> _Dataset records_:

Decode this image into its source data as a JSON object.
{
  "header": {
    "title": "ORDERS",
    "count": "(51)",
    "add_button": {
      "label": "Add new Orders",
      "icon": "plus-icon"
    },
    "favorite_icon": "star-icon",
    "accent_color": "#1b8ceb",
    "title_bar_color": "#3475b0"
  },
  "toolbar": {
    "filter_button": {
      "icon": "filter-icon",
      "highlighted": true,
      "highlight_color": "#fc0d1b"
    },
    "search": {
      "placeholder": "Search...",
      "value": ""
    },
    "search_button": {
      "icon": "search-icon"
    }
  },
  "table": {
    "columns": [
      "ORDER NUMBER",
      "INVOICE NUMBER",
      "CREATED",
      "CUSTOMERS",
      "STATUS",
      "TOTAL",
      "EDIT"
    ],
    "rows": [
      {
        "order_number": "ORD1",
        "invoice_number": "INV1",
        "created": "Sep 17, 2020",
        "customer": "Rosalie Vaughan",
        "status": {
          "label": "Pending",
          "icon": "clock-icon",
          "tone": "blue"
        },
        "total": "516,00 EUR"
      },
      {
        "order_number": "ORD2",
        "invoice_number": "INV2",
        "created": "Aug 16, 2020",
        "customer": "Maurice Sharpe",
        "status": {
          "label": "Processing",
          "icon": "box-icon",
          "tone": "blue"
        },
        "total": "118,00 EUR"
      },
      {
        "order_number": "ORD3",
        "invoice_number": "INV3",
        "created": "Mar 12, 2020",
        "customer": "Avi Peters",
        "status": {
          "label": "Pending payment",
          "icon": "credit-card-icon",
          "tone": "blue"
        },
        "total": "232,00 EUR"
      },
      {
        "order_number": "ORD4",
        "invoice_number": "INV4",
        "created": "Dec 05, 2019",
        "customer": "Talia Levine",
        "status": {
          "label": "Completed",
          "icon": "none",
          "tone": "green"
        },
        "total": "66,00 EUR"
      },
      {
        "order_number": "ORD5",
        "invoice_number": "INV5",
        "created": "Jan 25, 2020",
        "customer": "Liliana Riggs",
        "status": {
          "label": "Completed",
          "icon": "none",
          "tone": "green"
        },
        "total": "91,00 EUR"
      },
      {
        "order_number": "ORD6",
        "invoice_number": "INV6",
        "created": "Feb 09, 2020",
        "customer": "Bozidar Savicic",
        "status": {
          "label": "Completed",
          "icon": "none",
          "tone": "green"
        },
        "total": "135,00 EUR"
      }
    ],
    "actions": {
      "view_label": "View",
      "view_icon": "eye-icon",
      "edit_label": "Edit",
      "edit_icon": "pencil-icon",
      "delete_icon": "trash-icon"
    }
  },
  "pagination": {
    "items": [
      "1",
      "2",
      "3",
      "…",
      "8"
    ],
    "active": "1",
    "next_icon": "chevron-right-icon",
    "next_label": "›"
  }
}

> _EXERCISE TASK_: Give back the whole listing exactly as it reads.

> _RIGHT ANSWER_:
Decode this image into its source data as a JSON object.
{
  "header": {
    "title": "ORDERS",
    "count": "(51)",
    "add_button": {
      "label": "Add new Orders",
      "icon": "plus-icon"
    },
    "favorite_icon": "star-icon",
    "accent_color": "#1b8ceb",
    "title_bar_color": "#3475b0"
  },
  "toolbar": {
    "filter_button": {
      "icon": "filter-icon",
      "highlighted": true,
      "highlight_color": "#fc0d1b"
    },
    "search": {
      "placeholder": "Search...",
      "value": ""
    },
    "search_button": {
      "icon": "search-icon"
    }
  },
  "table": {
    "columns": [
      "ORDER NUMBER",
      "INVOICE NUMBER",
      "CREATED",
      "CUSTOMERS",
      "STATUS",
      "TOTAL",
      "EDIT"
    ],
    "rows": [
      {
        "order_number": "ORD1",
        "invoice_number": "INV1",
        "created": "Sep 17, 2020",
        "customer": "Rosalie Vaughan",
        "status": {
          "label": "Pending",
          "icon": "clock-icon",
          "tone": "blue"
        },
        "total": "516,00 EUR"
      },
      {
        "order_number": "ORD2",
        "invoice_number": "INV2",
        "created": "Aug 16, 2020",
        "customer": "Maurice Sharpe",
        "status": {
          "label": "Processing",
          "icon": "box-icon",
          "tone": "blue"
        },
        "total": "118,00 EUR"
      },
      {
        "order_number": "ORD3",
        "invoice_number": "INV3",
        "created": "Mar 12, 2020",
        "customer": "Avi Peters",
        "status": {
          "label": "Pending payment",
          "icon": "credit-card-icon",
          "tone": "blue"
        },
        "total": "232,00 EUR"
      },
      {
        "order_number": "ORD4",
        "invoice_number": "INV4",
        "created": "Dec 05, 2019",
        "customer": "Talia Levine",
        "status": {
          "label": "Completed",
          "icon": "none",
          "tone": "green"
        },
        "total": "66,00 EUR"
      },
      {
        "order_number": "ORD5",
        "invoice_number": "INV5",
        "created": "Jan 25, 2020",
        "customer": "Liliana Riggs",
        "status": {
          "label": "Completed",
          "icon": "none",
          "tone": "green"
        },
        "total": "91,00 EUR"
      },
      {
        "order_number": "ORD6",
        "invoice_number": "INV6",
        "created": "Feb 09, 2020",
        "customer": "Bozidar Savicic",
        "status": {
          "label": "Completed",
          "icon": "none",
          "tone": "green"
        },
        "total": "135,00 EUR"
      }
    ],
    "actions": {
      "view_label": "View",
      "view_icon": "eye-icon",
      "edit_label": "Edit",
      "edit_icon": "pencil-icon",
      "delete_icon": "trash-icon"
    }
  },
  "pagination": {
    "items": [
      "1",
      "2",
      "3",
      "…",
      "8"
    ],
    "active": "1",
    "next_icon": "chevron-right-icon",
    "next_label": "›"
  }
}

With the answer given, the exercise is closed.